** start Selection **
Propaganda (1928) edit

Unless otherwise noted, page numbers refer to the 2004 Ig Publishing edition, ISBN 0970312598 (The text begins on p. 35, after an introduction by Mark Crispin Miller.)
  • The conscious and intelligent manipulation of the organized habits and opinions of the masses is an important element in democratic society. Those who manipulate this unseen mechanism of society constitute an invisible government which is the true ruling power of our country. We are governed, our minds are molded, our tastes formed, our ideas suggested, largely by men we have never heard of. This is a logical result of the way in which our democratic society is organized. Vast numbers of human beings must cooperate in this manner if they are to live together as a smoothly functioning society.
** end Selection **
**The exercise:**
Using the Propaganda excerpt, explain in one to three sentences why people are governed and have their minds molded largely by men they have never heard of.
** start Data lines **
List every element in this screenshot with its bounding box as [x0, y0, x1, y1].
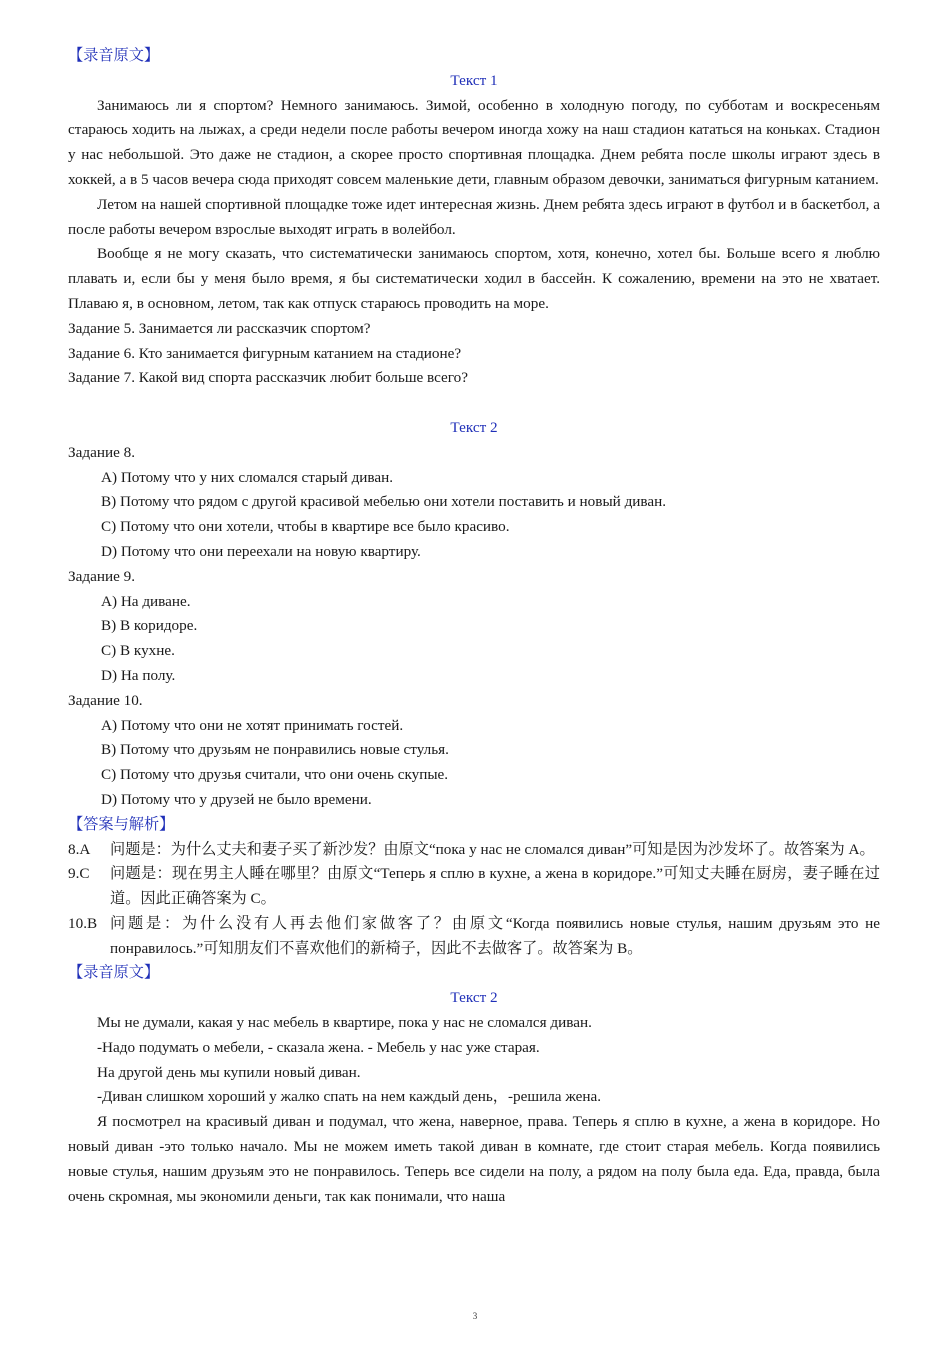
** end Data lines **
**Response to this task:**
The text calls this a logical result of the way democratic society is organized. Vast numbers of human beings must cooperate in this manner if they are to live together as a smoothly functioning society.